- EXTRACTED ENTRIES -

= = = = = = =

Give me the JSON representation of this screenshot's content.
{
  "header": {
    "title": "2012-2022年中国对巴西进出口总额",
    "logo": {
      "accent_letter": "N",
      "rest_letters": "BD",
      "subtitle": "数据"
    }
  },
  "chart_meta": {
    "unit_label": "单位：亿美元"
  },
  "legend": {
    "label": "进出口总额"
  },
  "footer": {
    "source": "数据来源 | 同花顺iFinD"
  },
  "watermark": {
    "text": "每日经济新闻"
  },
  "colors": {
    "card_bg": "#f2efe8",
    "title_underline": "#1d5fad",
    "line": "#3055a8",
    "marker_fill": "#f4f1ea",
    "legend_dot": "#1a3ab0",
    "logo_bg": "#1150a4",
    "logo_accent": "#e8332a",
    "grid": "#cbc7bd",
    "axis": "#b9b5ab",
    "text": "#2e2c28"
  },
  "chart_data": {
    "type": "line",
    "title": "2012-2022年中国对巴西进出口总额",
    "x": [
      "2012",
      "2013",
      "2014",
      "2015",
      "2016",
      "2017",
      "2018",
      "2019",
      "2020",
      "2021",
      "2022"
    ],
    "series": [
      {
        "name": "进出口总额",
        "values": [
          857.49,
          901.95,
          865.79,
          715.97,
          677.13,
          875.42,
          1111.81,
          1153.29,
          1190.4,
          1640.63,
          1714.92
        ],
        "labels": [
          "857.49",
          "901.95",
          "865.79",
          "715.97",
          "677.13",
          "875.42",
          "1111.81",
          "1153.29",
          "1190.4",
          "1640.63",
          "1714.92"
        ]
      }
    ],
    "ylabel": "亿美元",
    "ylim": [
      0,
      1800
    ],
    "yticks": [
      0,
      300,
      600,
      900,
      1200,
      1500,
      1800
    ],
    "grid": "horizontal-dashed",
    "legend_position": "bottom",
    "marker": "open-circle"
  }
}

= = = = = = =

- THE TASK -
Return all of the entries word for word.

- OUTPUT FOR THIS TASK -
Give me the JSON representation of this screenshot's content.
{
  "header": {
    "title": "2012-2022年中国对巴西进出口总额",
    "logo": {
      "accent_letter": "N",
      "rest_letters": "BD",
      "subtitle": "数据"
    }
  },
  "chart_meta": {
    "unit_label": "单位：亿美元"
  },
  "legend": {
    "label": "进出口总额"
  },
  "footer": {
    "source": "数据来源 | 同花顺iFinD"
  },
  "watermark": {
    "text": "每日经济新闻"
  },
  "colors": {
    "card_bg": "#f2efe8",
    "title_underline": "#1d5fad",
    "line": "#3055a8",
    "marker_fill": "#f4f1ea",
    "legend_dot": "#1a3ab0",
    "logo_bg": "#1150a4",
    "logo_accent": "#e8332a",
    "grid": "#cbc7bd",
    "axis": "#b9b5ab",
    "text": "#2e2c28"
  },
  "chart_data": {
    "type": "line",
    "title": "2012-2022年中国对巴西进出口总额",
    "x": [
      "2012",
      "2013",
      "2014",
      "2015",
      "2016",
      "2017",
      "2018",
      "2019",
      "2020",
      "2021",
      "2022"
    ],
    "series": [
      {
        "name": "进出口总额",
        "values": [
          857.49,
          901.95,
          865.79,
          715.97,
          677.13,
          875.42,
          1111.81,
          1153.29,
          1190.4,
          1640.63,
          1714.92
        ],
        "labels": [
          "857.49",
          "901.95",
          "865.79",
          "715.97",
          "677.13",
          "875.42",
          "1111.81",
          "1153.29",
          "1190.4",
          "1640.63",
          "1714.92"
        ]
      }
    ],
    "ylabel": "亿美元",
    "ylim": [
      0,
      1800
    ],
    "yticks": [
      0,
      300,
      600,
      900,
      1200,
      1500,
      1800
    ],
    "grid": "horizontal-dashed",
    "legend_position": "bottom",
    "marker": "open-circle"
  }
}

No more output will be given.